Provided records:
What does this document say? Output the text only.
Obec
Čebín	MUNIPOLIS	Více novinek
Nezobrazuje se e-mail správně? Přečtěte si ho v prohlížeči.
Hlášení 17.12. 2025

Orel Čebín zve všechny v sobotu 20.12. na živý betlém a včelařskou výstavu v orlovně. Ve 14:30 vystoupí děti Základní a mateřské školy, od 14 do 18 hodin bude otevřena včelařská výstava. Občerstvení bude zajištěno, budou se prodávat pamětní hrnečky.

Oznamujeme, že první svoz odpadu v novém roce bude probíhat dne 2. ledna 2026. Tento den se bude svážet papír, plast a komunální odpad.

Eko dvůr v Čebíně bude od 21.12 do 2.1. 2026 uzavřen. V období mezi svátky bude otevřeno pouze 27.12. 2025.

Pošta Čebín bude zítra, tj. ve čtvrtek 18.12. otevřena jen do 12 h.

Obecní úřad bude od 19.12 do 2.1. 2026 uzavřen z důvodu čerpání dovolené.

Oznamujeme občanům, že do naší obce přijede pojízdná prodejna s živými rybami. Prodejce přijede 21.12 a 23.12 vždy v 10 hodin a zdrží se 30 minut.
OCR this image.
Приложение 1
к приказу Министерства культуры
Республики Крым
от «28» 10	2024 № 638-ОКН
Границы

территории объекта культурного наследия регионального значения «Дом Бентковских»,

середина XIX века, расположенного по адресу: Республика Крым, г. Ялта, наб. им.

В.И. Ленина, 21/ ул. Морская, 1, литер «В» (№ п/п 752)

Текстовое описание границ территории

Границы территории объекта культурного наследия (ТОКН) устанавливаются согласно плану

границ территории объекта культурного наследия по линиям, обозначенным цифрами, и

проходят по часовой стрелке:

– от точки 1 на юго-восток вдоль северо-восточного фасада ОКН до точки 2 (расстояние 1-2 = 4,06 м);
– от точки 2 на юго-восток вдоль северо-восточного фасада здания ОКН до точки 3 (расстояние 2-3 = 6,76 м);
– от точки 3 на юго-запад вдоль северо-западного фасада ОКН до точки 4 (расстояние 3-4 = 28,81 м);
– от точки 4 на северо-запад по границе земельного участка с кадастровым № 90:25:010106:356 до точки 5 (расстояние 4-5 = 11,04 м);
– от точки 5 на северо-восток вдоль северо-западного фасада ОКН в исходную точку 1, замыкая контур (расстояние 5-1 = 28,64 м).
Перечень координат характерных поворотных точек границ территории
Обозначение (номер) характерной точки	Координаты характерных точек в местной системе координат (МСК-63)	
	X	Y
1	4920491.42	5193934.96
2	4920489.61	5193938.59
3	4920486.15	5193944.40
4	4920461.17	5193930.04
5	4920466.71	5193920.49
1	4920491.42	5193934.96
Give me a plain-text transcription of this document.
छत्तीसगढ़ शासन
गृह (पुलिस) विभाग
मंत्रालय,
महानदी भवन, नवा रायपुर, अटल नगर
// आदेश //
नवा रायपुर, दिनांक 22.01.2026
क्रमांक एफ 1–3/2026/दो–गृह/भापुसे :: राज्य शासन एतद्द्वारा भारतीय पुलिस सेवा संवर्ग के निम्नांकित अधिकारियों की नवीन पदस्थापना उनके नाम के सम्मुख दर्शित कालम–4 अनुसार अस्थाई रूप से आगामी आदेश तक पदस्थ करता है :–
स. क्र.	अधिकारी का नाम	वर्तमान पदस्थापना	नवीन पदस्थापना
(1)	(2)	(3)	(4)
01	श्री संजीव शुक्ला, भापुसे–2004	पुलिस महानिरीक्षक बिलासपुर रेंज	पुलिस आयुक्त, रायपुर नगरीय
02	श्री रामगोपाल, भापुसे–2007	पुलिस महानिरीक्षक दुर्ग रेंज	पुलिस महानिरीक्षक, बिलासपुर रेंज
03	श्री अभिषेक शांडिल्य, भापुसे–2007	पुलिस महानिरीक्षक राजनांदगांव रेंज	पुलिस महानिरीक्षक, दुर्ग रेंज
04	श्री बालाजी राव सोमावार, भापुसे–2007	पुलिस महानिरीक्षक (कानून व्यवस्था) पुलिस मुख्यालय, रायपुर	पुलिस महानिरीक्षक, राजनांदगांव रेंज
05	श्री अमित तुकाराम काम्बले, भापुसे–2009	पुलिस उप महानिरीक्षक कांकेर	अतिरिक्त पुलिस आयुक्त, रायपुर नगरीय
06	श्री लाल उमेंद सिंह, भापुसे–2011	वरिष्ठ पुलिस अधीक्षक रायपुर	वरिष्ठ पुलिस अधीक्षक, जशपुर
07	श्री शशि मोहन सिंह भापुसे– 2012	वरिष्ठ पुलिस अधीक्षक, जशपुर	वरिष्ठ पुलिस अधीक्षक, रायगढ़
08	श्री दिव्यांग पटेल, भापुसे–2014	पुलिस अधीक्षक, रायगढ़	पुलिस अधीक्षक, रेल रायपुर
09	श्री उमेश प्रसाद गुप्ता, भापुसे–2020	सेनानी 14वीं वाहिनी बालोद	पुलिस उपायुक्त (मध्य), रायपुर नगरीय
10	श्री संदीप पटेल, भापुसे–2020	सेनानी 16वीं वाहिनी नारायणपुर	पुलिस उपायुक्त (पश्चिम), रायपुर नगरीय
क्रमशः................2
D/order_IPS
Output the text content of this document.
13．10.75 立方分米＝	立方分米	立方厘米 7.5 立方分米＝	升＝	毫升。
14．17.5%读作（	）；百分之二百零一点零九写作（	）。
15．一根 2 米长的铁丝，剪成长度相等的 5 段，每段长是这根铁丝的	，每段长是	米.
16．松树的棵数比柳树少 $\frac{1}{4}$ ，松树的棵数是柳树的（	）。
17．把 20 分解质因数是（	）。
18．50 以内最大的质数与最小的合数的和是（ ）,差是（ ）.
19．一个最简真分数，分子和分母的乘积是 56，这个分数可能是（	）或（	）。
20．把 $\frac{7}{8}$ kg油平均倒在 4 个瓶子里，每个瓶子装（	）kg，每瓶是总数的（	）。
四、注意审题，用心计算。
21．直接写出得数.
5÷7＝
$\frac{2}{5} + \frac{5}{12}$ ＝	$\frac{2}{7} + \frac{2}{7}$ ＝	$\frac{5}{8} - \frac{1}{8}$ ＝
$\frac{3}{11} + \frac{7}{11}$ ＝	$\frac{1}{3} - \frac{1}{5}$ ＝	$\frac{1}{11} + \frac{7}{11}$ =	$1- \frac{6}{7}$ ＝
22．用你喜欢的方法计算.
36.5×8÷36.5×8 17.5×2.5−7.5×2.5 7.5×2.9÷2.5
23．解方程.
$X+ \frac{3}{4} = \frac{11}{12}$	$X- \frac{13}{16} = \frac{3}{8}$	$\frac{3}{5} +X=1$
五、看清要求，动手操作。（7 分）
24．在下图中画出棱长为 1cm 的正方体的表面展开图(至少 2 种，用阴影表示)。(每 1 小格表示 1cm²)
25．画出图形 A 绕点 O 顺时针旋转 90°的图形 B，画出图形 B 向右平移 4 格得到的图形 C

Short problem: Every entry must be quoted exactly as it appears above.

Solution to this exercise:
What does this document say? Output the text only.
Obec
Čebín	MUNIPOLIS	Více novinek
Nezobrazuje se e-mail správně? Přečtěte si ho v prohlížeči.
Hlášení 17.12. 2025

Orel Čebín zve všechny v sobotu 20.12. na živý betlém a včelařskou výstavu v orlovně. Ve 14:30 vystoupí děti Základní a mateřské školy, od 14 do 18 hodin bude otevřena včelařská výstava. Občerstvení bude zajištěno, budou se prodávat pamětní hrnečky.

Oznamujeme, že první svoz odpadu v novém roce bude probíhat dne 2. ledna 2026. Tento den se bude svážet papír, plast a komunální odpad.

Eko dvůr v Čebíně bude od 21.12 do 2.1. 2026 uzavřen. V období mezi svátky bude otevřeno pouze 27.12. 2025.

Pošta Čebín bude zítra, tj. ve čtvrtek 18.12. otevřena jen do 12 h.

Obecní úřad bude od 19.12 do 2.1. 2026 uzavřen z důvodu čerpání dovolené.

Oznamujeme občanům, že do naší obce přijede pojízdná prodejna s živými rybami. Prodejce přijede 21.12 a 23.12 vždy v 10 hodin a zdrží se 30 minut.
OCR this image.
Приложение 1
к приказу Министерства культуры
Республики Крым
от «28» 10	2024 № 638-ОКН
Границы

территории объекта культурного наследия регионального значения «Дом Бентковских»,

середина XIX века, расположенного по адресу: Республика Крым, г. Ялта, наб. им.

В.И. Ленина, 21/ ул. Морская, 1, литер «В» (№ п/п 752)

Текстовое описание границ территории

Границы территории объекта культурного наследия (ТОКН) устанавливаются согласно плану

границ территории объекта культурного наследия по линиям, обозначенным цифрами, и

проходят по часовой стрелке:

– от точки 1 на юго-восток вдоль северо-восточного фасада ОКН до точки 2 (расстояние 1-2 = 4,06 м);
– от точки 2 на юго-восток вдоль северо-восточного фасада здания ОКН до точки 3 (расстояние 2-3 = 6,76 м);
– от точки 3 на юго-запад вдоль северо-западного фасада ОКН до точки 4 (расстояние 3-4 = 28,81 м);
– от точки 4 на северо-запад по границе земельного участка с кадастровым № 90:25:010106:356 до точки 5 (расстояние 4-5 = 11,04 м);
– от точки 5 на северо-восток вдоль северо-западного фасада ОКН в исходную точку 1, замыкая контур (расстояние 5-1 = 28,64 м).
Перечень координат характерных поворотных точек границ территории
Обозначение (номер) характерной точки	Координаты характерных точек в местной системе координат (МСК-63)	
	X	Y
1	4920491.42	5193934.96
2	4920489.61	5193938.59
3	4920486.15	5193944.40
4	4920461.17	5193930.04
5	4920466.71	5193920.49
1	4920491.42	5193934.96
Give me a plain-text transcription of this document.
छत्तीसगढ़ शासन
गृह (पुलिस) विभाग
मंत्रालय,
महानदी भवन, नवा रायपुर, अटल नगर
// आदेश //
नवा रायपुर, दिनांक 22.01.2026
क्रमांक एफ 1–3/2026/दो–गृह/भापुसे :: राज्य शासन एतद्द्वारा भारतीय पुलिस सेवा संवर्ग के निम्नांकित अधिकारियों की नवीन पदस्थापना उनके नाम के सम्मुख दर्शित कालम–4 अनुसार अस्थाई रूप से आगामी आदेश तक पदस्थ करता है :–
स. क्र.	अधिकारी का नाम	वर्तमान पदस्थापना	नवीन पदस्थापना
(1)	(2)	(3)	(4)
01	श्री संजीव शुक्ला, भापुसे–2004	पुलिस महानिरीक्षक बिलासपुर रेंज	पुलिस आयुक्त, रायपुर नगरीय
02	श्री रामगोपाल, भापुसे–2007	पुलिस महानिरीक्षक दुर्ग रेंज	पुलिस महानिरीक्षक, बिलासपुर रेंज
03	श्री अभिषेक शांडिल्य, भापुसे–2007	पुलिस महानिरीक्षक राजनांदगांव रेंज	पुलिस महानिरीक्षक, दुर्ग रेंज
04	श्री बालाजी राव सोमावार, भापुसे–2007	पुलिस महानिरीक्षक (कानून व्यवस्था) पुलिस मुख्यालय, रायपुर	पुलिस महानिरीक्षक, राजनांदगांव रेंज
05	श्री अमित तुकाराम काम्बले, भापुसे–2009	पुलिस उप महानिरीक्षक कांकेर	अतिरिक्त पुलिस आयुक्त, रायपुर नगरीय
06	श्री लाल उमेंद सिंह, भापुसे–2011	वरिष्ठ पुलिस अधीक्षक रायपुर	वरिष्ठ पुलिस अधीक्षक, जशपुर
07	श्री शशि मोहन सिंह भापुसे– 2012	वरिष्ठ पुलिस अधीक्षक, जशपुर	वरिष्ठ पुलिस अधीक्षक, रायगढ़
08	श्री दिव्यांग पटेल, भापुसे–2014	पुलिस अधीक्षक, रायगढ़	पुलिस अधीक्षक, रेल रायपुर
09	श्री उमेश प्रसाद गुप्ता, भापुसे–2020	सेनानी 14वीं वाहिनी बालोद	पुलिस उपायुक्त (मध्य), रायपुर नगरीय
10	श्री संदीप पटेल, भापुसे–2020	सेनानी 16वीं वाहिनी नारायणपुर	पुलिस उपायुक्त (पश्चिम), रायपुर नगरीय
क्रमशः................2
D/order_IPS
Output the text content of this document.
13．10.75 立方分米＝	立方分米	立方厘米 7.5 立方分米＝	升＝	毫升。
14．17.5%读作（	）；百分之二百零一点零九写作（	）。
15．一根 2 米长的铁丝，剪成长度相等的 5 段，每段长是这根铁丝的	，每段长是	米.
16．松树的棵数比柳树少 $\frac{1}{4}$ ，松树的棵数是柳树的（	）。
17．把 20 分解质因数是（	）。
18．50 以内最大的质数与最小的合数的和是（ ）,差是（ ）.
19．一个最简真分数，分子和分母的乘积是 56，这个分数可能是（	）或（	）。
20．把 $\frac{7}{8}$ kg油平均倒在 4 个瓶子里，每个瓶子装（	）kg，每瓶是总数的（	）。
四、注意审题，用心计算。
21．直接写出得数.
5÷7＝
$\frac{2}{5} + \frac{5}{12}$ ＝	$\frac{2}{7} + \frac{2}{7}$ ＝	$\frac{5}{8} - \frac{1}{8}$ ＝
$\frac{3}{11} + \frac{7}{11}$ ＝	$\frac{1}{3} - \frac{1}{5}$ ＝	$\frac{1}{11} + \frac{7}{11}$ =	$1- \frac{6}{7}$ ＝
22．用你喜欢的方法计算.
36.5×8÷36.5×8 17.5×2.5−7.5×2.5 7.5×2.9÷2.5
23．解方程.
$X+ \frac{3}{4} = \frac{11}{12}$	$X- \frac{13}{16} = \frac{3}{8}$	$\frac{3}{5} +X=1$
五、看清要求，动手操作。（7 分）
24．在下图中画出棱长为 1cm 的正方体的表面展开图(至少 2 种，用阴影表示)。(每 1 小格表示 1cm²)
25．画出图形 A 绕点 O 顺时针旋转 90°的图形 B，画出图形 B 向右平移 4 格得到的图形 C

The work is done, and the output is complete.